| Prompt |
Reproduce all entries verbatim, with nothing added or dropped.
________________________
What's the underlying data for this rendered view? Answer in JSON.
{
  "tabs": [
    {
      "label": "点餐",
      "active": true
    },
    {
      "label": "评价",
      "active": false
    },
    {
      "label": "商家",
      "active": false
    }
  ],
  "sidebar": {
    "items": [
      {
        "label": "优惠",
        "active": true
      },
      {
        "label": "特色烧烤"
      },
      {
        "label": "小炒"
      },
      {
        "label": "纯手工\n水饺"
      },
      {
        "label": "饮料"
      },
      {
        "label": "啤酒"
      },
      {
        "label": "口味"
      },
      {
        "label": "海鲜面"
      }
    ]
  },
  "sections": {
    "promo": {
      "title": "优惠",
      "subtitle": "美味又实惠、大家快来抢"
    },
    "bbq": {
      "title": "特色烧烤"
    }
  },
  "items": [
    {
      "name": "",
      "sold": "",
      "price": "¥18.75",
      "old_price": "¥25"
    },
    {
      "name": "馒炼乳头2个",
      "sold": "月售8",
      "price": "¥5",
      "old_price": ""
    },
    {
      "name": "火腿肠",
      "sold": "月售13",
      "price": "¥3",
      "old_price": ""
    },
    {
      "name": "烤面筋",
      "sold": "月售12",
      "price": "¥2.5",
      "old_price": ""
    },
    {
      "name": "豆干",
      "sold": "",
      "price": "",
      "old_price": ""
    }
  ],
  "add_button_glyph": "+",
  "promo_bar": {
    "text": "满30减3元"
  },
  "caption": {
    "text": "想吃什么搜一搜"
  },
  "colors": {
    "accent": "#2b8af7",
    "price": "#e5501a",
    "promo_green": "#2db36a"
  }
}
________________________
| Answer below |
What's the underlying data for this rendered view? Answer in JSON.
{
  "tabs": [
    {
      "label": "点餐",
      "active": true
    },
    {
      "label": "评价",
      "active": false
    },
    {
      "label": "商家",
      "active": false
    }
  ],
  "sidebar": {
    "items": [
      {
        "label": "优惠",
        "active": true
      },
      {
        "label": "特色烧烤"
      },
      {
        "label": "小炒"
      },
      {
        "label": "纯手工\n水饺"
      },
      {
        "label": "饮料"
      },
      {
        "label": "啤酒"
      },
      {
        "label": "口味"
      },
      {
        "label": "海鲜面"
      }
    ]
  },
  "sections": {
    "promo": {
      "title": "优惠",
      "subtitle": "美味又实惠、大家快来抢"
    },
    "bbq": {
      "title": "特色烧烤"
    }
  },
  "items": [
    {
      "name": "",
      "sold": "",
      "price": "¥18.75",
      "old_price": "¥25"
    },
    {
      "name": "馒炼乳头2个",
      "sold": "月售8",
      "price": "¥5",
      "old_price": ""
    },
    {
      "name": "火腿肠",
      "sold": "月售13",
      "price": "¥3",
      "old_price": ""
    },
    {
      "name": "烤面筋",
      "sold": "月售12",
      "price": "¥2.5",
      "old_price": ""
    },
    {
      "name": "豆干",
      "sold": "",
      "price": "",
      "old_price": ""
    }
  ],
  "add_button_glyph": "+",
  "promo_bar": {
    "text": "满30减3元"
  },
  "caption": {
    "text": "想吃什么搜一搜"
  },
  "colors": {
    "accent": "#2b8af7",
    "price": "#e5501a",
    "promo_green": "#2db36a"
  }
}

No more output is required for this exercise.